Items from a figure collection
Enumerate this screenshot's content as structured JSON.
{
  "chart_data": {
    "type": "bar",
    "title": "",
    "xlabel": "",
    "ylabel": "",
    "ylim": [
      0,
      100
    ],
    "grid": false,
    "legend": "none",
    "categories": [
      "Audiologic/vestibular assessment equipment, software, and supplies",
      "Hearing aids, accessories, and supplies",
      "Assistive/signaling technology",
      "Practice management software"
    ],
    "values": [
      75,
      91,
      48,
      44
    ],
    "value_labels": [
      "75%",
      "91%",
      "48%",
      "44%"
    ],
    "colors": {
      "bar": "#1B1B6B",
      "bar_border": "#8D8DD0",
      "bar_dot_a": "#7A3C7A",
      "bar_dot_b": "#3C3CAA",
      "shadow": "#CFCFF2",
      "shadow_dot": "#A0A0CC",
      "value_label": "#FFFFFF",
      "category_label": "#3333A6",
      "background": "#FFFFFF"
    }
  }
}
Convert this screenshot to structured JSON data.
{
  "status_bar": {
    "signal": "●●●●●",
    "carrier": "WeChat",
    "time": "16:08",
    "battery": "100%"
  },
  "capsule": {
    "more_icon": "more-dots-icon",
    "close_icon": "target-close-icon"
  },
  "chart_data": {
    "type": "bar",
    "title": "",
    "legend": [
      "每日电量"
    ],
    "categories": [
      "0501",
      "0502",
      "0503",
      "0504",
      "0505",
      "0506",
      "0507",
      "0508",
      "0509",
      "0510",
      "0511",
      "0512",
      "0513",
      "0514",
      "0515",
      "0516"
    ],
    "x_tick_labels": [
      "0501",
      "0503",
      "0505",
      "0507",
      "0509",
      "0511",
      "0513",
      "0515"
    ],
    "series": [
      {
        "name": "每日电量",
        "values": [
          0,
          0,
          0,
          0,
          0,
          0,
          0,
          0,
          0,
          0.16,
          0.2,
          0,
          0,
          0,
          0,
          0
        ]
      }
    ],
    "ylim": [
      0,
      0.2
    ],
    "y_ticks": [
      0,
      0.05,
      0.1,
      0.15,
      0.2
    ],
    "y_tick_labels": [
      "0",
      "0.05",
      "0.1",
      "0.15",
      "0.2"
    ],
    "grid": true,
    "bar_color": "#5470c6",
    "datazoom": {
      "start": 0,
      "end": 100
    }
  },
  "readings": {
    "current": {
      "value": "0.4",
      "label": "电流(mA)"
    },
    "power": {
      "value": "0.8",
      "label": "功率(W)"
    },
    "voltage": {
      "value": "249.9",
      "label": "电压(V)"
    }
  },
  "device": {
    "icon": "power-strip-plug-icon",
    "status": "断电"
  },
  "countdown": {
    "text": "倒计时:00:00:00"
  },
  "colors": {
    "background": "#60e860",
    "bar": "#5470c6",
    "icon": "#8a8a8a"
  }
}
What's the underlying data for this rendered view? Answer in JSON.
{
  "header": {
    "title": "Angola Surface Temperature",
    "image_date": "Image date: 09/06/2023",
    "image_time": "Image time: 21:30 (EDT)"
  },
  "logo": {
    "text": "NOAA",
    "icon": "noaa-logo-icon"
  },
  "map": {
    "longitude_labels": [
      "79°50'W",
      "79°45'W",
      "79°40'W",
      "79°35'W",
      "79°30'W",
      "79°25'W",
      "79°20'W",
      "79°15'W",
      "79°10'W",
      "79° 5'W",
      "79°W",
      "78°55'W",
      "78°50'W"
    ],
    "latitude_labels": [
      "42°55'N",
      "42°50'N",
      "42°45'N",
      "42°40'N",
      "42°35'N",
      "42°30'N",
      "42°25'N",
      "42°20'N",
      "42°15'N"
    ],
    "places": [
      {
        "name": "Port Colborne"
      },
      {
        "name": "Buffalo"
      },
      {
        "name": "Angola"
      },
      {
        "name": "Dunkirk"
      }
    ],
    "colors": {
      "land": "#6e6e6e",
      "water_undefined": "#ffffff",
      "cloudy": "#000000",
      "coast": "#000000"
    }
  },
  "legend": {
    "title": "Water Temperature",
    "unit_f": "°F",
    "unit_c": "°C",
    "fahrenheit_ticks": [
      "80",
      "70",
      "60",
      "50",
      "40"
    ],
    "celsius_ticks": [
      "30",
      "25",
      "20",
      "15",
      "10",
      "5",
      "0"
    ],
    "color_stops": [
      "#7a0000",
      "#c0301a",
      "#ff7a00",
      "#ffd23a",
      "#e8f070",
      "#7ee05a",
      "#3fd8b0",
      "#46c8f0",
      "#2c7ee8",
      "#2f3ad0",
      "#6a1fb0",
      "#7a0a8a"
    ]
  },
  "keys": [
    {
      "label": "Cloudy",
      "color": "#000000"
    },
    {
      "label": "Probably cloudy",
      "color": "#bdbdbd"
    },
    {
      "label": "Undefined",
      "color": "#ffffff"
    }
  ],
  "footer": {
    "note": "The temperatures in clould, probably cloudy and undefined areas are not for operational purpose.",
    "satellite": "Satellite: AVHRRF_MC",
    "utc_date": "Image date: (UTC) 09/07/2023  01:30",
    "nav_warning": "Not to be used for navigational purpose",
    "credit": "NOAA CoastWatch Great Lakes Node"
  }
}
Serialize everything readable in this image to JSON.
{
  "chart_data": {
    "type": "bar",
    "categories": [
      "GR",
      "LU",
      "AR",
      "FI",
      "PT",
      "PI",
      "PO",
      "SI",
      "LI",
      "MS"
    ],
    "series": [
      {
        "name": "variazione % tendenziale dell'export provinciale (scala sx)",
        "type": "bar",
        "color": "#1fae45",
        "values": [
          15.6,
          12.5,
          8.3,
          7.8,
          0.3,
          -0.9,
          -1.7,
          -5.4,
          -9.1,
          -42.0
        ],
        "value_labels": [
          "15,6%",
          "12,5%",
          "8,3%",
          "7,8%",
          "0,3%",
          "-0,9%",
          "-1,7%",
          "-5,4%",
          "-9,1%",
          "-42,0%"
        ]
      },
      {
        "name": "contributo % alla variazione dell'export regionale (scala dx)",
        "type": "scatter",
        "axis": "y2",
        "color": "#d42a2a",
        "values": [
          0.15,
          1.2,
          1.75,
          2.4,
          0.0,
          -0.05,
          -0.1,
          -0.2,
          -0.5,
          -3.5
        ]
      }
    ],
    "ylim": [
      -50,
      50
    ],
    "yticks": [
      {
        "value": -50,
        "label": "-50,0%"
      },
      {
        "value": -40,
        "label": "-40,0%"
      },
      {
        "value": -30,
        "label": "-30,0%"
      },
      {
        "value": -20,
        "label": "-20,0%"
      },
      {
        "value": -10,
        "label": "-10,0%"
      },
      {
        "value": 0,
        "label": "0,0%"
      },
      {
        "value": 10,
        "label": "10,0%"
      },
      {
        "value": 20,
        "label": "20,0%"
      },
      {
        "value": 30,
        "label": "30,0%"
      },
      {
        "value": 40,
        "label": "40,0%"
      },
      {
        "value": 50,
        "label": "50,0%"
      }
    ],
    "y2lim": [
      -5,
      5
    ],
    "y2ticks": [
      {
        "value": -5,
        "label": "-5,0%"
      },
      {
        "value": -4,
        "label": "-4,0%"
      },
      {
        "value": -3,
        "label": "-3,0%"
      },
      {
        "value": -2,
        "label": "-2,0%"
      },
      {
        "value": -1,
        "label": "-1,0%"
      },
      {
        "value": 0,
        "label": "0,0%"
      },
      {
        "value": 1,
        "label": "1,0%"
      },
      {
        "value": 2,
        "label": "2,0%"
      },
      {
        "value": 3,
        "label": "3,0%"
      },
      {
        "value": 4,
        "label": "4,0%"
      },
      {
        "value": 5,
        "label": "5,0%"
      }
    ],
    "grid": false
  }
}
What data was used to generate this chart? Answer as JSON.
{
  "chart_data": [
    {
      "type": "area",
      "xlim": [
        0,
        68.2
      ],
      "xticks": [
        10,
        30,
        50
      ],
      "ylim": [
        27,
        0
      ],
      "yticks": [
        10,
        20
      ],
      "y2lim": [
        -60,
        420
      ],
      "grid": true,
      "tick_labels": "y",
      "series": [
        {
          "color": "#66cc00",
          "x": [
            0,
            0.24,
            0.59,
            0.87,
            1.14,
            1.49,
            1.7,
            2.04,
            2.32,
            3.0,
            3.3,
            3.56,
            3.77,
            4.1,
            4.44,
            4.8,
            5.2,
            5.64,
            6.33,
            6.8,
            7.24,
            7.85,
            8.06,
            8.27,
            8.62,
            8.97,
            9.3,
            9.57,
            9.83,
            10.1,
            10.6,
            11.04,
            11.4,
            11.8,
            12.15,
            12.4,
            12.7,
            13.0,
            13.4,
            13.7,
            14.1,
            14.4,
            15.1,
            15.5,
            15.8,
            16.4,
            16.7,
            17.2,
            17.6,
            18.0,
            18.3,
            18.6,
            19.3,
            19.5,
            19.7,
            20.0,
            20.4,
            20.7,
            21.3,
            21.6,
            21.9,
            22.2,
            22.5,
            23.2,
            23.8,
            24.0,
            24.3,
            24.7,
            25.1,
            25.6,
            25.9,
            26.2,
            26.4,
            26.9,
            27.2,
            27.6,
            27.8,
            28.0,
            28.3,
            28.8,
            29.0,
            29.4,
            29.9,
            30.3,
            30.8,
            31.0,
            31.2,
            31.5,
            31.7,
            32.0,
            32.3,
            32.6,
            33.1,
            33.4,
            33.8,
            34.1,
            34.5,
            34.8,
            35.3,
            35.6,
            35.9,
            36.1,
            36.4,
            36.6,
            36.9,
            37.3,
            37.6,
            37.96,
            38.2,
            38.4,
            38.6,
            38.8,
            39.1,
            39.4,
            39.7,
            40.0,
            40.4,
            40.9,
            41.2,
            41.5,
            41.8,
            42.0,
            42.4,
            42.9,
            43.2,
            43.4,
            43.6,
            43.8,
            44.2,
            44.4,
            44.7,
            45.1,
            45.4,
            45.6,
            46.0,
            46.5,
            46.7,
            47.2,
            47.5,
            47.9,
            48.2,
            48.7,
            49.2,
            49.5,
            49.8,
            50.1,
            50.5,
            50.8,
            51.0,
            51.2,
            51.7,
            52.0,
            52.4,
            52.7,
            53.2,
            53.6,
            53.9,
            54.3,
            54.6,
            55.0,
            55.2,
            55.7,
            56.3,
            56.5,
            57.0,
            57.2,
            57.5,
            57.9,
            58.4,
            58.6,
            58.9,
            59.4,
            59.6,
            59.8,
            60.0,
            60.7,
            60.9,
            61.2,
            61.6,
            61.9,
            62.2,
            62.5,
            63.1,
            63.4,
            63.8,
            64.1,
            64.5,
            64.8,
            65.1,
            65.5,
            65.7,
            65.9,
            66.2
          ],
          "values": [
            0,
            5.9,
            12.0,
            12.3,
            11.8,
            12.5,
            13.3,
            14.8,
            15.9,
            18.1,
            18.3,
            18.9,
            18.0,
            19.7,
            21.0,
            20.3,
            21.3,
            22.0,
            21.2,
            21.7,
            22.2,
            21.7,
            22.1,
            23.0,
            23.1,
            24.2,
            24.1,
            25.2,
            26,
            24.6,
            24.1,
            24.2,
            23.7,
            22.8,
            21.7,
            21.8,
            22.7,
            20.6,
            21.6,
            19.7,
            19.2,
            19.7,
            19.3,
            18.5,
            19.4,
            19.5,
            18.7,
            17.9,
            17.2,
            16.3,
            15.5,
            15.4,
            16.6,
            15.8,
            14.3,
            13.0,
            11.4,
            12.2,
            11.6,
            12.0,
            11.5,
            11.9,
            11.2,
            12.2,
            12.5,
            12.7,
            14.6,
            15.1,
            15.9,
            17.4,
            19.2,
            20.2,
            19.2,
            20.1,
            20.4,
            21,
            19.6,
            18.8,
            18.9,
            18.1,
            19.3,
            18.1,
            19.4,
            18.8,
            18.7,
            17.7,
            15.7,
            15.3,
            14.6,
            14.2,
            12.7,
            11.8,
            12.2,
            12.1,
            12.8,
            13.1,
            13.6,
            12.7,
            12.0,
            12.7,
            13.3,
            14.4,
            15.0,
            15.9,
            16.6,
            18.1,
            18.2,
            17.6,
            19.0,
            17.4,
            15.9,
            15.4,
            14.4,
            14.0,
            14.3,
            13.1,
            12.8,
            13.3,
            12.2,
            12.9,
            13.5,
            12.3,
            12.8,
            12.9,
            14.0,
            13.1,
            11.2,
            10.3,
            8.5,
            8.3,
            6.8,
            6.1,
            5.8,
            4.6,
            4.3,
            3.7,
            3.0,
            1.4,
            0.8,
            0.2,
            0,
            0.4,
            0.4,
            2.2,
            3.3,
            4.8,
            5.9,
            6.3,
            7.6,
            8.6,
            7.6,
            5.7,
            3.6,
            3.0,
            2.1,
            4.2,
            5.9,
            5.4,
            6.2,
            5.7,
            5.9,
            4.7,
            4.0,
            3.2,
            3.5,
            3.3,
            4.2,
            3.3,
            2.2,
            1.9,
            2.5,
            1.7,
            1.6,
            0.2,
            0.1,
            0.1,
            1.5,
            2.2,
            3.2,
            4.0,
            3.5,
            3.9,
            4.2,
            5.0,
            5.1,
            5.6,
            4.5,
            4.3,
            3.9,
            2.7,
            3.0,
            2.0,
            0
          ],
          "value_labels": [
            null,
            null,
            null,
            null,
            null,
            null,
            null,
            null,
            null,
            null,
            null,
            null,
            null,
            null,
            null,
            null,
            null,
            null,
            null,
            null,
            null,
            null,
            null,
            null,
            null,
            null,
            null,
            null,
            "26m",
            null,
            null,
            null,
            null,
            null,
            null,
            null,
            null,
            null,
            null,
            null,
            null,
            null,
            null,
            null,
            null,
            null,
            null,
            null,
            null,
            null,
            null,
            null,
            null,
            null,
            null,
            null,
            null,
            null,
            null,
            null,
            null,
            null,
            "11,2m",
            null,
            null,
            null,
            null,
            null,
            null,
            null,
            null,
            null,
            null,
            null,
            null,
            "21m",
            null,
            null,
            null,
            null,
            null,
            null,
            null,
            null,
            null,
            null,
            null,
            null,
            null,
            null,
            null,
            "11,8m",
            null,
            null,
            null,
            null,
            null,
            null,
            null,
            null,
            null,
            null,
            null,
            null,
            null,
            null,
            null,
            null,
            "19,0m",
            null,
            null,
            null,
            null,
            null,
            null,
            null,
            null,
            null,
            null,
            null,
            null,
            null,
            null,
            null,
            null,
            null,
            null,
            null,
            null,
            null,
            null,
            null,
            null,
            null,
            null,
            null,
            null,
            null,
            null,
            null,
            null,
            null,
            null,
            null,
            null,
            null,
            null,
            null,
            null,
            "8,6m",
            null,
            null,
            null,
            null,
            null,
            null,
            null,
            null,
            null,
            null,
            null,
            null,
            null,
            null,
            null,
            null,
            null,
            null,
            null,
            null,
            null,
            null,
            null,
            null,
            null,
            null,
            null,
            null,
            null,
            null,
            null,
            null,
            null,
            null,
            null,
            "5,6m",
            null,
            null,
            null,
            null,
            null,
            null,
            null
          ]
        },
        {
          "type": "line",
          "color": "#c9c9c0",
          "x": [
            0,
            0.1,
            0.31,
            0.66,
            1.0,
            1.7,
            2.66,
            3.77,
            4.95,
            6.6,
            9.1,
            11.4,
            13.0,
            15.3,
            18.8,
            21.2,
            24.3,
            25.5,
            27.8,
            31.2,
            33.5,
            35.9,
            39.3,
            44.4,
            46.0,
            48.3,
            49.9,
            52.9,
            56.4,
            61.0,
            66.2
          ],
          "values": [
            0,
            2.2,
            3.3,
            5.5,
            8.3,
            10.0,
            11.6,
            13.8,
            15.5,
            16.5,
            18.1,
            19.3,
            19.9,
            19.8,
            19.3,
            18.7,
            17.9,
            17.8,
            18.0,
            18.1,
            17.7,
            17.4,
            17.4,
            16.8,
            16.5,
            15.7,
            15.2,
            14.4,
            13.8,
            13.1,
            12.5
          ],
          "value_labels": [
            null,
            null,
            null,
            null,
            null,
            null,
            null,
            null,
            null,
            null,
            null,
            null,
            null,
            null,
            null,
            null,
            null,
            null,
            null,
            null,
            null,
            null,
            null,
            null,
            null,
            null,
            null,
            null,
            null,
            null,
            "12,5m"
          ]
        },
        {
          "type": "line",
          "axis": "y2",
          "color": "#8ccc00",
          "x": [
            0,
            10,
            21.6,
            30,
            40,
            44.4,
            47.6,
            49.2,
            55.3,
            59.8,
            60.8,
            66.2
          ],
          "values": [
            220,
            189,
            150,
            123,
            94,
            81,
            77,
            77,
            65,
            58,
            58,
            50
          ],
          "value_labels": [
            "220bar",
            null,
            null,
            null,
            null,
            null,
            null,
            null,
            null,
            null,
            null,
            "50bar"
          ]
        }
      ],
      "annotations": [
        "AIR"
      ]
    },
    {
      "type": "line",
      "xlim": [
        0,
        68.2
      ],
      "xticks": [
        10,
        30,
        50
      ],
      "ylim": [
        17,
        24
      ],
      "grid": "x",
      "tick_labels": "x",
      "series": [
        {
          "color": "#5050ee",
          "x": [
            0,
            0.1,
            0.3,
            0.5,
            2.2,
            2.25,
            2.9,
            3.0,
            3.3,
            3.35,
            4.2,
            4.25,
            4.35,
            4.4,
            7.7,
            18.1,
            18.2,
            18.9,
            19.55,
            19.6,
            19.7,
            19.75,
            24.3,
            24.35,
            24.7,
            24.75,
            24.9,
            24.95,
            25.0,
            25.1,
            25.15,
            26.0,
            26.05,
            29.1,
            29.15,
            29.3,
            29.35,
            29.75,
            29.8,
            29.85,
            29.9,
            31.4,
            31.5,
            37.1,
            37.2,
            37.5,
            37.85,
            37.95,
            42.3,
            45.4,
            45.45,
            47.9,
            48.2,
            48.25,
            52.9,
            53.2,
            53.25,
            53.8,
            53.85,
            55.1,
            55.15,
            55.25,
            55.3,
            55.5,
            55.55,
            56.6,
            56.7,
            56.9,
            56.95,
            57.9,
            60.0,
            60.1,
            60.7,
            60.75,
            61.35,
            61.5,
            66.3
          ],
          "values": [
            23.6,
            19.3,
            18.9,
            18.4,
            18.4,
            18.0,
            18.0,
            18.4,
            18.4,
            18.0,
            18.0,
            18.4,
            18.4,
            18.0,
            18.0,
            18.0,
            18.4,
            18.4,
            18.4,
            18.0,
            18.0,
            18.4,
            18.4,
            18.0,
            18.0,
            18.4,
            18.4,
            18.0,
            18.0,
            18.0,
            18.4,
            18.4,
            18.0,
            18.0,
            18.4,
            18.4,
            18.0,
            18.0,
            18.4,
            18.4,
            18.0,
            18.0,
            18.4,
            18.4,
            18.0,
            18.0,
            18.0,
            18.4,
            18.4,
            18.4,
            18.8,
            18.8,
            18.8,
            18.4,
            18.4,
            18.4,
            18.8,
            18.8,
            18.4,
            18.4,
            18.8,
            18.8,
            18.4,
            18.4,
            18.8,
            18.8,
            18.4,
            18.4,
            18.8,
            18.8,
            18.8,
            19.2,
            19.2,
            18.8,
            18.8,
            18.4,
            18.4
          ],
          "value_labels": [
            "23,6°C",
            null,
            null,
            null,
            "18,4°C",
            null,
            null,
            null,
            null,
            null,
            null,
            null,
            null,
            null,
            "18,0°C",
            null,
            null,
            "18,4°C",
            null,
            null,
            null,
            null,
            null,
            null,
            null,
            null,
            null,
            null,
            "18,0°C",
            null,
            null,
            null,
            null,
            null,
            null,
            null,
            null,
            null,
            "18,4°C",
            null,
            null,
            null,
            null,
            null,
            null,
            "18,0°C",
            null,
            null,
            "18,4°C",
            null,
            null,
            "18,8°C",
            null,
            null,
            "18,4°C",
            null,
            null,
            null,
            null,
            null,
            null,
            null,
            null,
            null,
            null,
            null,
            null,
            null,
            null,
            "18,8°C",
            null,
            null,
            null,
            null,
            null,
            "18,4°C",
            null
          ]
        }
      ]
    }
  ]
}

*REQUIRED TASK*: Find each line holding the word "screenshot" and copy it.

*ANSWER TO THIS TASK*:
Enumerate this screenshot's content as structured JSON.
Convert this screenshot to structured JSON data.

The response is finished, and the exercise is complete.